# Seçilmiş Metin
Kendi gölgemizi keşfetmeliyiz. Aksi takdirde, nasıl canavarlar olduğumuzu görebilmek için kendimizi bir dünya savaşına sürükleriz.


— Carl Jung, Vizyonlar Semineri, s. 235


Benlik (Self), kolektif bilinçdışının bir parçasıdır, ancak onun tamamı değildir; ego ile gölgenin birleşmesinden doğan bir birim gibi görünmektedir.


— Carl Jung, Vizyonlar Semineri, s. 754


Dolayısıyla arkadan gelen her şey gölgeden, bilinçdışının karanlığından gelir ve orada gözleriniz olmadığı için, kötülük etkilerine karşı sizi koruyacak bir muska taşımadığınız için, bu şey sizi ele geçirir, size sahip olur ve sizi takıntılı hale getirir.

# Veri Parçaları

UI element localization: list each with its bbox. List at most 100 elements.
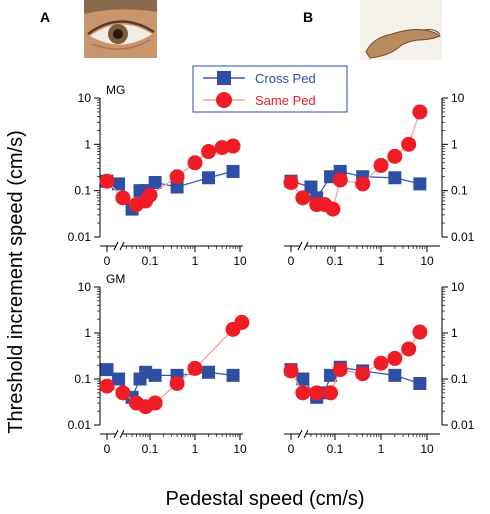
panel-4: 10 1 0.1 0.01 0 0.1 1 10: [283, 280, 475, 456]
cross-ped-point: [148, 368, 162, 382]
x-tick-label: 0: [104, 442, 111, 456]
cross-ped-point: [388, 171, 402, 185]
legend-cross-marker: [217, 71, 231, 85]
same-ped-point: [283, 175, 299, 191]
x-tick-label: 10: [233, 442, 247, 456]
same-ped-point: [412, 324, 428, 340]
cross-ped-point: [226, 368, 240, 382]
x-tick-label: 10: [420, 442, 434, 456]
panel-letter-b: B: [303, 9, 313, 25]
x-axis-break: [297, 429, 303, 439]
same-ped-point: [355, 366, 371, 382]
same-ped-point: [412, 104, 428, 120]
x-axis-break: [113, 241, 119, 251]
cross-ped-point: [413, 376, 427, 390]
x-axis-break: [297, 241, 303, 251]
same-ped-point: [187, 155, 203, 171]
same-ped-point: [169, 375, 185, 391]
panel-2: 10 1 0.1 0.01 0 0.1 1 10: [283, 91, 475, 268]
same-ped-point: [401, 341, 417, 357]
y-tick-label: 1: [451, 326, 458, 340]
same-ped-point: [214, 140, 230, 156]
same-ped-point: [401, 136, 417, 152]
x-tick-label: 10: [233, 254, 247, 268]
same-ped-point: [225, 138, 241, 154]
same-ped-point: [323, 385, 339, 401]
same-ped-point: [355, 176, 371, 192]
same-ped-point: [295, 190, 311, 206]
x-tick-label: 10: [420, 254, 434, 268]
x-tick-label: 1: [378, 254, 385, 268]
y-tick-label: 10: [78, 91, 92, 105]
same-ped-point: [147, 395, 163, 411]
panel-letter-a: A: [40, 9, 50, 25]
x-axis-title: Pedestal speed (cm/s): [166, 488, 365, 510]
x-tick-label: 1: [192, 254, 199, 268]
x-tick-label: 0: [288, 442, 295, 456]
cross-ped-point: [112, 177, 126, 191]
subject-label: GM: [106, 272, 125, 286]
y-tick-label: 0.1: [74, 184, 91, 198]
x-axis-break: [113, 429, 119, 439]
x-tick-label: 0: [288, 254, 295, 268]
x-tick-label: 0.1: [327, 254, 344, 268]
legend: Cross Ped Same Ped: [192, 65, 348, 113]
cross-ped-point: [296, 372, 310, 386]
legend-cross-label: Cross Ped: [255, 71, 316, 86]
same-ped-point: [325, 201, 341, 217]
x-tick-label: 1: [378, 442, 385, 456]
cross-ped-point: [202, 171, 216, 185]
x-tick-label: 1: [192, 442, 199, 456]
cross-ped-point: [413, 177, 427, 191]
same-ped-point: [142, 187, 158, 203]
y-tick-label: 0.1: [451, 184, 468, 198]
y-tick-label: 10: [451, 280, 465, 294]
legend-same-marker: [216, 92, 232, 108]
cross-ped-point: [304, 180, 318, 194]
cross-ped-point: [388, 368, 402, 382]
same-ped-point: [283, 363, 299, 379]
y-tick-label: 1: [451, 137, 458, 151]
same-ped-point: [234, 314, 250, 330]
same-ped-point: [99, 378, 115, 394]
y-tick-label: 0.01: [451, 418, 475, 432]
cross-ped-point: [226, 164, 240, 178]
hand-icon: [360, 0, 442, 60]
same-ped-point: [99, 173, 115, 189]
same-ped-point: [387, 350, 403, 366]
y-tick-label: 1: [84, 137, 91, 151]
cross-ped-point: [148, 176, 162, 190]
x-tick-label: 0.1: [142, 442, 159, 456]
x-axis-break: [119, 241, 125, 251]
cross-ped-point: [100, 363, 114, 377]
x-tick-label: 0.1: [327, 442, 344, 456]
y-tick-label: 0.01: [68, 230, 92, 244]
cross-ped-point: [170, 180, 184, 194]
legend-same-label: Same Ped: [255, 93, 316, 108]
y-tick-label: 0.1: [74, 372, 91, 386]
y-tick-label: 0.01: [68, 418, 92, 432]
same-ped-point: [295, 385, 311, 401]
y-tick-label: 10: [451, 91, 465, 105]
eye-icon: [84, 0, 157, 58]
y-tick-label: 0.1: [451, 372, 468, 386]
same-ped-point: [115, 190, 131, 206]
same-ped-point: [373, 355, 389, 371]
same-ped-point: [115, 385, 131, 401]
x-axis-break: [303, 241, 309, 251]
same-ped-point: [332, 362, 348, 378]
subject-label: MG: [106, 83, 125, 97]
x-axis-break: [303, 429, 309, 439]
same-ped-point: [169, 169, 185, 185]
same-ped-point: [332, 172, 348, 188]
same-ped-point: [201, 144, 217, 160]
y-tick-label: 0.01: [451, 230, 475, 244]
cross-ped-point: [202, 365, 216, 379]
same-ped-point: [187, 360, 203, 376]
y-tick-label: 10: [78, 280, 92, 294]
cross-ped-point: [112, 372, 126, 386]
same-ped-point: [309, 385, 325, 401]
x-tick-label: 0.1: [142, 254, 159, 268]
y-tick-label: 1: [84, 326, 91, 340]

# Yönergeler
A) Gölge üzerine Jung alıntılarına göre şu soruların yanıtları nedir?
(i) Kendi gölgemizi keşfetmezsek kendimizi neye sürükleriz?
(ii) Benlik, ego ile neyin birleşmesinden doğan bir birim gibi görünür?
(iii) Arkadan gelen her şey nereden gelir?
B) Gölge üzerine Jung alıntılarının son cümlesinde "bu şey" size neler yapar? Hepsini sıralar mısınız?
C) Gölge üzerine Jung alıntılarını son cümleden sonra sürdürür müsünüz?
Öğelerin bu çalışmayla hiçbir ilgisi yoktur.

# Görev Yanıtları
A)
(i) Bir dünya savaşına.
(ii) Gölgenin.
(iii) Gölgeden, bilinçdışının karanlığından.

B) Sizi ele geçirir; size sahip olur; sizi takıntılı hale getirir.

C)
— Carl Jung, Zerdüşt Semineri, s. 1265


Gölge olmadan ışık nedir? Alçak olmadan yüksek nedir? Tanrı’ya, dünyanın karanlık niteliğini ondan alarak onun her şeye gücü yetmesini ve evrenselliğini elinden alıyorsunuz.


— Carl Jung, Zerdüşt Semineri, s. 967


Gölge, her şeyin üzerine konulması gereken son şeydir ve onu yutamayız; başka her şeyi yutabiliriz, ancak kendi gölgemizi yutamayız, çünkü bu bizim iyi niteliklerimizden şüphe duymamıza neden olur.


— Carl Jung, Zerdüşt Semineri, s. 1090


Derinlik olmadan yükseklik nerede olur ve gölge oluşturmayan bir ışık nasıl var olabilir? Kötülüğün karşısında durmayan hiçbir iyilik yoktur.


— Carl Jung, CW 10, Par. 271


Oğul bir hırsız, kız ise bir fahişe oldu. Çünkü baba, insan doğasının kusurlarına dair payını, yani gölgesini üstlenmek istemedi ve bu nedenle çocukları, onun göz ardı ettiği karanlık tarafı yaşamak zorunda kaldı.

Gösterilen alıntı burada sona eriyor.